● **WHAT IS BEING ASKED**
Drop the pictures from the entries below, then reproduce the rest exactly.

● **Dataset rows about figures**
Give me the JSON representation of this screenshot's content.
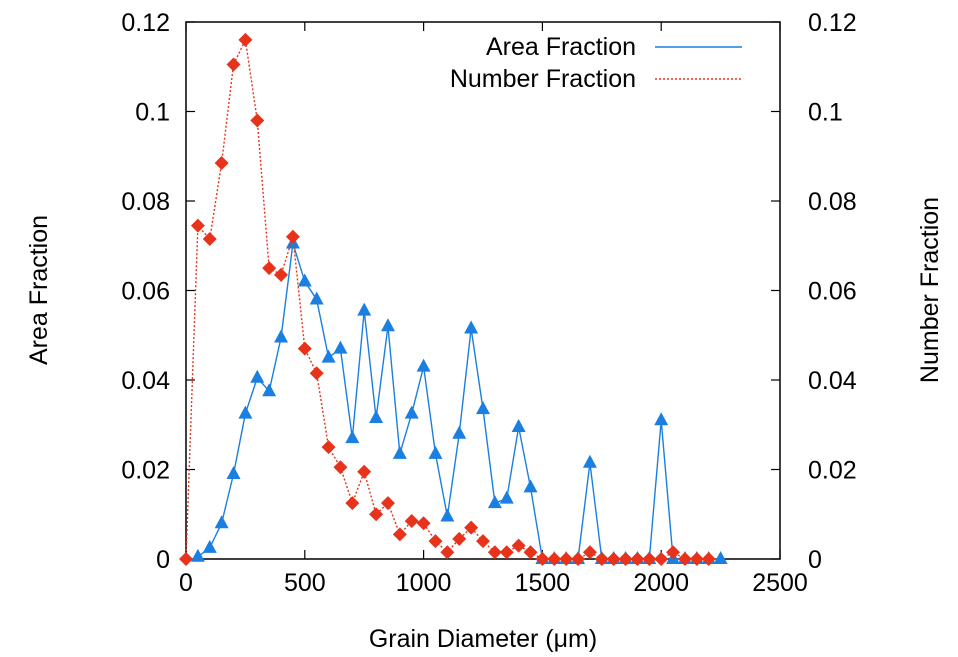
{
  "chart_data": {
    "type": "line",
    "xlabel": "Grain Diameter (μm)",
    "ylabel": "Area Fraction",
    "y2label": "Number Fraction",
    "xlim": [
      0,
      2500
    ],
    "ylim": [
      0,
      0.12
    ],
    "y2lim": [
      0,
      0.12
    ],
    "x_ticks": [
      "0",
      "500",
      "1000",
      "1500",
      "2000",
      "2500"
    ],
    "y_ticks": [
      "0",
      "0.02",
      "0.04",
      "0.06",
      "0.08",
      "0.1",
      "0.12"
    ],
    "y2_ticks": [
      "0",
      "0.02",
      "0.04",
      "0.06",
      "0.08",
      "0.1",
      "0.12"
    ],
    "legend_position": "top-right",
    "grid": false,
    "series": [
      {
        "name": "Area Fraction",
        "axis": "left",
        "color": "#1a7fe0",
        "line_style": "solid",
        "marker": "triangle",
        "x": [
          50,
          100,
          150,
          200,
          250,
          300,
          350,
          400,
          450,
          500,
          550,
          600,
          650,
          700,
          750,
          800,
          850,
          900,
          950,
          1000,
          1050,
          1100,
          1150,
          1200,
          1250,
          1300,
          1350,
          1400,
          1450,
          1500,
          1550,
          1600,
          1650,
          1700,
          1750,
          1800,
          1850,
          1900,
          1950,
          2000,
          2050,
          2100,
          2150,
          2200,
          2250
        ],
        "y": [
          0.0005,
          0.0025,
          0.008,
          0.019,
          0.0325,
          0.0405,
          0.0375,
          0.0495,
          0.0705,
          0.062,
          0.058,
          0.045,
          0.047,
          0.027,
          0.0555,
          0.0315,
          0.052,
          0.0235,
          0.0325,
          0.043,
          0.0235,
          0.0095,
          0.028,
          0.0515,
          0.0335,
          0.0125,
          0.0135,
          0.0295,
          0.016,
          0,
          0,
          0,
          0,
          0.0215,
          0,
          0,
          0,
          0,
          0,
          0.031,
          0,
          0,
          0,
          0,
          0
        ]
      },
      {
        "name": "Number Fraction",
        "axis": "right",
        "color": "#e8331c",
        "line_style": "dotted",
        "marker": "diamond",
        "x": [
          0,
          50,
          100,
          150,
          200,
          250,
          300,
          350,
          400,
          450,
          500,
          550,
          600,
          650,
          700,
          750,
          800,
          850,
          900,
          950,
          1000,
          1050,
          1100,
          1150,
          1200,
          1250,
          1300,
          1350,
          1400,
          1450,
          1500,
          1550,
          1600,
          1650,
          1700,
          1750,
          1800,
          1850,
          1900,
          1950,
          2000,
          2050,
          2100,
          2150,
          2200
        ],
        "y": [
          0,
          0.0745,
          0.0715,
          0.0885,
          0.1105,
          0.116,
          0.098,
          0.065,
          0.0635,
          0.072,
          0.047,
          0.0415,
          0.025,
          0.0205,
          0.0125,
          0.0195,
          0.01,
          0.0125,
          0.0055,
          0.0085,
          0.008,
          0.004,
          0.0015,
          0.0045,
          0.007,
          0.004,
          0.0015,
          0.0015,
          0.003,
          0.0015,
          0,
          0,
          0,
          0,
          0.0015,
          0,
          0,
          0,
          0,
          0,
          0,
          0.0015,
          0,
          0,
          0
        ]
      }
    ]
  }
}
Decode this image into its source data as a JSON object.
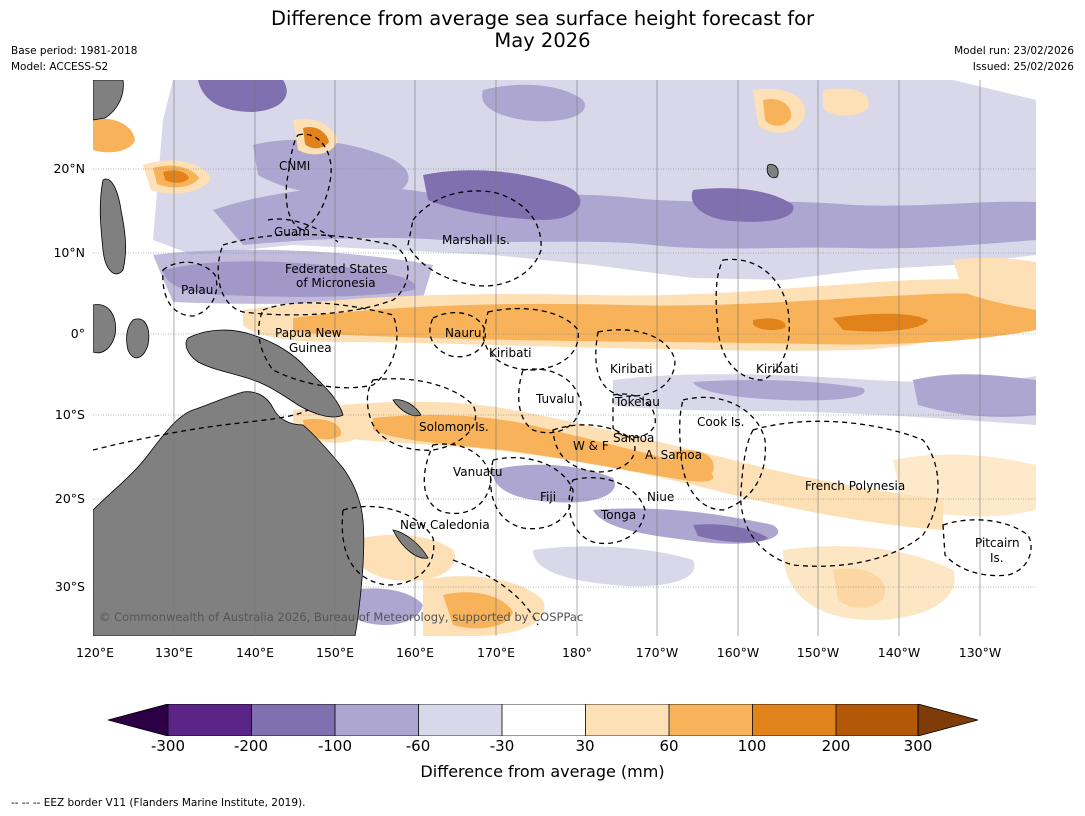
{
  "title_line1": "Difference from average sea surface height forecast for",
  "title_line2": "May 2026",
  "meta_left": {
    "base_period": "Base period: 1981-2018",
    "model": "Model: ACCESS-S2"
  },
  "meta_right": {
    "model_run": "Model run: 23/02/2026",
    "issued": "Issued: 25/02/2026"
  },
  "lat_ticks": [
    "20°N",
    "10°N",
    "0°",
    "10°S",
    "20°S",
    "30°S"
  ],
  "lon_ticks": [
    "120°E",
    "130°E",
    "140°E",
    "150°E",
    "160°E",
    "170°E",
    "180°",
    "170°W",
    "160°W",
    "150°W",
    "140°W",
    "130°W"
  ],
  "regions": {
    "cnmi": "CNMI",
    "guam": "Guam",
    "marshall": "Marshall Is.",
    "fsm_line1": "Federated States",
    "fsm_line2": "of Micronesia",
    "palau": "Palau",
    "png_line1": "Papua New",
    "png_line2": "Guinea",
    "nauru": "Nauru",
    "kiribati_w": "Kiribati",
    "kiribati_c": "Kiribati",
    "kiribati_e": "Kiribati",
    "tuvalu": "Tuvalu",
    "tokelau": "Tokelau",
    "cook": "Cook Is.",
    "solomon": "Solomon Is.",
    "wf": "W & F",
    "samoa": "Samoa",
    "asamoa": "A. Samoa",
    "vanuatu": "Vanuatu",
    "fiji": "Fiji",
    "niue": "Niue",
    "tonga": "Tonga",
    "newcal": "New Caledonia",
    "fp": "French Polynesia",
    "pitcairn_line1": "Pitcairn",
    "pitcairn_line2": "Is."
  },
  "credit": "© Commonwealth of Australia 2026, Bureau of Meteorology, supported by COSPPac",
  "colorbar": {
    "ticks": [
      "-300",
      "-200",
      "-100",
      "-60",
      "-30",
      "30",
      "60",
      "100",
      "200",
      "300"
    ],
    "colors": [
      "#5a2487",
      "#8070b0",
      "#ada6d0",
      "#d8d8ea",
      "#ffffff",
      "#fde0b5",
      "#f8b35a",
      "#e1821b",
      "#b35807"
    ],
    "low_extend": "#2d0046",
    "high_extend": "#7f3b08",
    "label": "Difference from average (mm)"
  },
  "footnote": "--  --  -- EEZ border V11 (Flanders Marine Institute, 2019).",
  "land_color": "#808080"
}
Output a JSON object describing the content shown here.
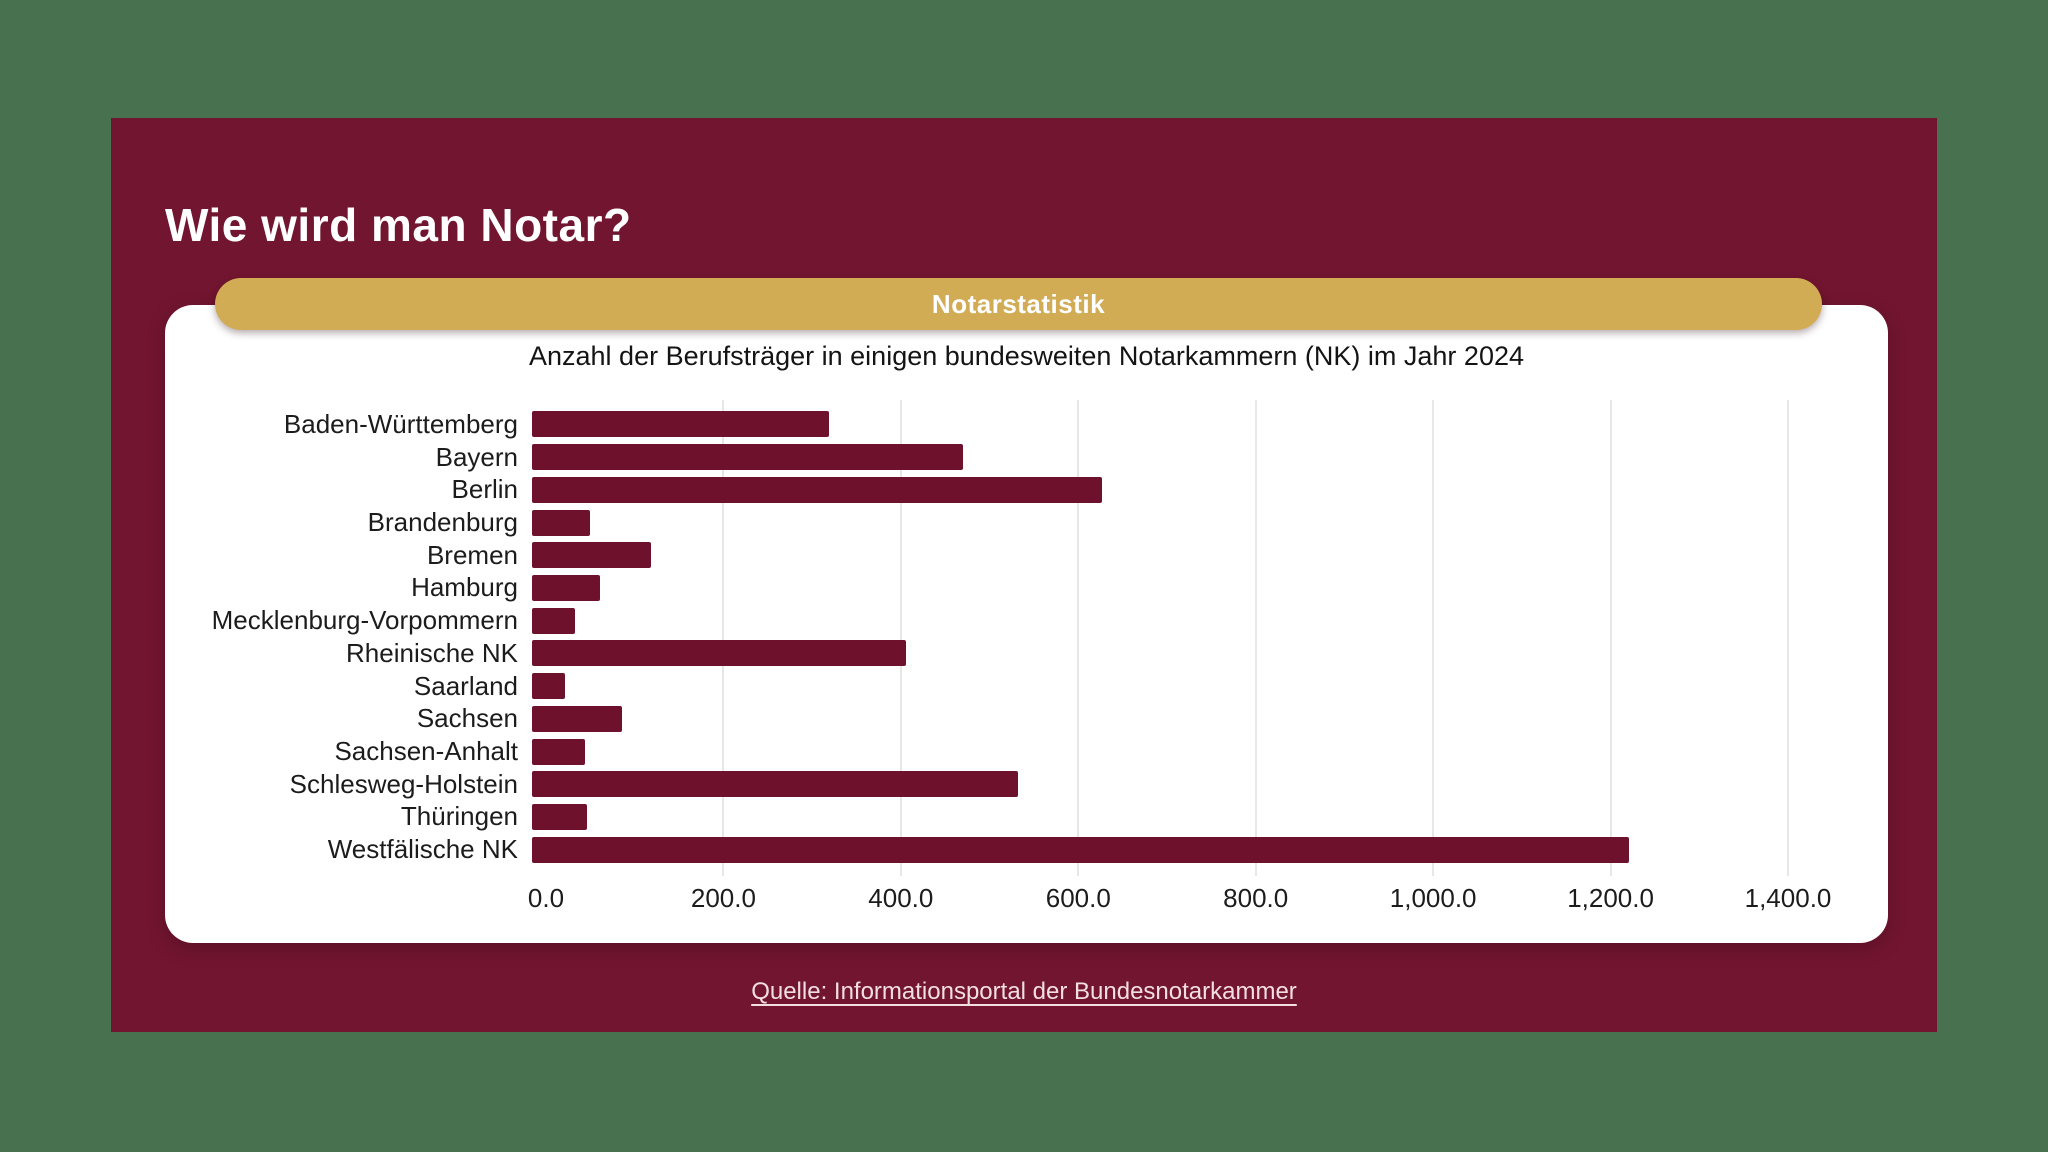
{
  "page": {
    "background_color": "#487150"
  },
  "slide": {
    "background_color": "#721530",
    "title": "Wie wird man Notar?",
    "title_color": "#FFFFFF"
  },
  "badge": {
    "label": "Notarstatistik",
    "background_color": "#D2AC55",
    "text_color": "#FFFFFF"
  },
  "chart_data": {
    "type": "bar",
    "orientation": "horizontal",
    "title": "Anzahl der Berufsträger in einigen bundesweiten Notarkammern (NK) im Jahr 2024",
    "categories": [
      "Baden-Württemberg",
      "Bayern",
      "Berlin",
      "Brandenburg",
      "Bremen",
      "Hamburg",
      "Mecklenburg-Vorpommern",
      "Rheinische NK",
      "Saarland",
      "Sachsen",
      "Sachsen-Anhalt",
      "Schlesweg-Holstein",
      "Thüringen",
      "Westfälische NK"
    ],
    "values": [
      335,
      486,
      642,
      65,
      134,
      77,
      48,
      422,
      37,
      101,
      60,
      548,
      62,
      1237
    ],
    "xlabel": "",
    "ylabel": "",
    "xlim": [
      0,
      1400
    ],
    "x_ticks": [
      0,
      200,
      400,
      600,
      800,
      1000,
      1200,
      1400
    ],
    "x_tick_labels": [
      "0.0",
      "200.0",
      "400.0",
      "600.0",
      "800.0",
      "1,000.0",
      "1,200.0",
      "1,400.0"
    ],
    "grid": true,
    "gridline_color": "#E7E7E5",
    "bar_color": "#6D112D",
    "legend": "none",
    "card_background": "#FFFFFF"
  },
  "footer": {
    "source_label": "Quelle: Informationsportal der Bundesnotarkammer",
    "text_color": "#F2DEE3"
  }
}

● **REPLY TO THE EXERCISE**
Give me the JSON representation of this screenshot's content.
{
  "chart_data": {
    "type": "line",
    "xlabel": "Grain Diameter (μm)",
    "ylabel": "Area Fraction",
    "y2label": "Number Fraction",
    "xlim": [
      0,
      2500
    ],
    "ylim": [
      0,
      0.12
    ],
    "y2lim": [
      0,
      0.12
    ],
    "x_ticks": [
      "0",
      "500",
      "1000",
      "1500",
      "2000",
      "2500"
    ],
    "y_ticks": [
      "0",
      "0.02",
      "0.04",
      "0.06",
      "0.08",
      "0.1",
      "0.12"
    ],
    "y2_ticks": [
      "0",
      "0.02",
      "0.04",
      "0.06",
      "0.08",
      "0.1",
      "0.12"
    ],
    "legend_position": "top-right",
    "grid": false,
    "series": [
      {
        "name": "Area Fraction",
        "axis": "left",
        "color": "#1a7fe0",
        "line_style": "solid",
        "marker": "triangle",
        "x": [
          50,
          100,
          150,
          200,
          250,
          300,
          350,
          400,
          450,
          500,
          550,
          600,
          650,
          700,
          750,
          800,
          850,
          900,
          950,
          1000,
          1050,
          1100,
          1150,
          1200,
          1250,
          1300,
          1350,
          1400,
          1450,
          1500,
          1550,
          1600,
          1650,
          1700,
          1750,
          1800,
          1850,
          1900,
          1950,
          2000,
          2050,
          2100,
          2150,
          2200,
          2250
        ],
        "y": [
          0.0005,
          0.0025,
          0.008,
          0.019,
          0.0325,
          0.0405,
          0.0375,
          0.0495,
          0.0705,
          0.062,
          0.058,
          0.045,
          0.047,
          0.027,
          0.0555,
          0.0315,
          0.052,
          0.0235,
          0.0325,
          0.043,
          0.0235,
          0.0095,
          0.028,
          0.0515,
          0.0335,
          0.0125,
          0.0135,
          0.0295,
          0.016,
          0,
          0,
          0,
          0,
          0.0215,
          0,
          0,
          0,
          0,
          0,
          0.031,
          0,
          0,
          0,
          0,
          0
        ]
      },
      {
        "name": "Number Fraction",
        "axis": "right",
        "color": "#e8331c",
        "line_style": "dotted",
        "marker": "diamond",
        "x": [
          0,
          50,
          100,
          150,
          200,
          250,
          300,
          350,
          400,
          450,
          500,
          550,
          600,
          650,
          700,
          750,
          800,
          850,
          900,
          950,
          1000,
          1050,
          1100,
          1150,
          1200,
          1250,
          1300,
          1350,
          1400,
          1450,
          1500,
          1550,
          1600,
          1650,
          1700,
          1750,
          1800,
          1850,
          1900,
          1950,
          2000,
          2050,
          2100,
          2150,
          2200
        ],
        "y": [
          0,
          0.0745,
          0.0715,
          0.0885,
          0.1105,
          0.116,
          0.098,
          0.065,
          0.0635,
          0.072,
          0.047,
          0.0415,
          0.025,
          0.0205,
          0.0125,
          0.0195,
          0.01,
          0.0125,
          0.0055,
          0.0085,
          0.008,
          0.004,
          0.0015,
          0.0045,
          0.007,
          0.004,
          0.0015,
          0.0015,
          0.003,
          0.0015,
          0,
          0,
          0,
          0,
          0.0015,
          0,
          0,
          0,
          0,
          0,
          0,
          0.0015,
          0,
          0,
          0
        ]
      }
    ]
  }
}
Decode this image into its source data as a JSON object.
{
  "title_line1": "Difference from average sea surface height forecast for",
  "title_line2": "May 2026",
  "meta_left": {
    "base_period": "Base period: 1981-2018",
    "model": "Model: ACCESS-S2"
  },
  "meta_right": {
    "model_run": "Model run: 23/02/2026",
    "issued": "Issued: 25/02/2026"
  },
  "lat_ticks": [
    "20°N",
    "10°N",
    "0°",
    "10°S",
    "20°S",
    "30°S"
  ],
  "lon_ticks": [
    "120°E",
    "130°E",
    "140°E",
    "150°E",
    "160°E",
    "170°E",
    "180°",
    "170°W",
    "160°W",
    "150°W",
    "140°W",
    "130°W"
  ],
  "regions": {
    "cnmi": "CNMI",
    "guam": "Guam",
    "marshall": "Marshall Is.",
    "fsm_line1": "Federated States",
    "fsm_line2": "of Micronesia",
    "palau": "Palau",
    "png_line1": "Papua New",
    "png_line2": "Guinea",
    "nauru": "Nauru",
    "kiribati_w": "Kiribati",
    "kiribati_c": "Kiribati",
    "kiribati_e": "Kiribati",
    "tuvalu": "Tuvalu",
    "tokelau": "Tokelau",
    "cook": "Cook Is.",
    "solomon": "Solomon Is.",
    "wf": "W & F",
    "samoa": "Samoa",
    "asamoa": "A. Samoa",
    "vanuatu": "Vanuatu",
    "fiji": "Fiji",
    "niue": "Niue",
    "tonga": "Tonga",
    "newcal": "New Caledonia",
    "fp": "French Polynesia",
    "pitcairn_line1": "Pitcairn",
    "pitcairn_line2": "Is."
  },
  "credit": "© Commonwealth of Australia 2026, Bureau of Meteorology, supported by COSPPac",
  "colorbar": {
    "ticks": [
      "-300",
      "-200",
      "-100",
      "-60",
      "-30",
      "30",
      "60",
      "100",
      "200",
      "300"
    ],
    "colors": [
      "#5a2487",
      "#8070b0",
      "#ada6d0",
      "#d8d8ea",
      "#ffffff",
      "#fde0b5",
      "#f8b35a",
      "#e1821b",
      "#b35807"
    ],
    "low_extend": "#2d0046",
    "high_extend": "#7f3b08",
    "label": "Difference from average (mm)"
  },
  "footnote": "--  --  -- EEZ border V11 (Flanders Marine Institute, 2019).",
  "land_color": "#808080"
}
Output a JSON object describing the content shown here.
{
  "page": {
    "background_color": "#487150"
  },
  "slide": {
    "background_color": "#721530",
    "title": "Wie wird man Notar?",
    "title_color": "#FFFFFF"
  },
  "badge": {
    "label": "Notarstatistik",
    "background_color": "#D2AC55",
    "text_color": "#FFFFFF"
  },
  "chart_data": {
    "type": "bar",
    "orientation": "horizontal",
    "title": "Anzahl der Berufsträger in einigen bundesweiten Notarkammern (NK) im Jahr 2024",
    "categories": [
      "Baden-Württemberg",
      "Bayern",
      "Berlin",
      "Brandenburg",
      "Bremen",
      "Hamburg",
      "Mecklenburg-Vorpommern",
      "Rheinische NK",
      "Saarland",
      "Sachsen",
      "Sachsen-Anhalt",
      "Schlesweg-Holstein",
      "Thüringen",
      "Westfälische NK"
    ],
    "values": [
      335,
      486,
      642,
      65,
      134,
      77,
      48,
      422,
      37,
      101,
      60,
      548,
      62,
      1237
    ],
    "xlabel": "",
    "ylabel": "",
    "xlim": [
      0,
      1400
    ],
    "x_ticks": [
      0,
      200,
      400,
      600,
      800,
      1000,
      1200,
      1400
    ],
    "x_tick_labels": [
      "0.0",
      "200.0",
      "400.0",
      "600.0",
      "800.0",
      "1,000.0",
      "1,200.0",
      "1,400.0"
    ],
    "grid": true,
    "gridline_color": "#E7E7E5",
    "bar_color": "#6D112D",
    "legend": "none",
    "card_background": "#FFFFFF"
  },
  "footer": {
    "source_label": "Quelle: Informationsportal der Bundesnotarkammer",
    "text_color": "#F2DEE3"
  }
}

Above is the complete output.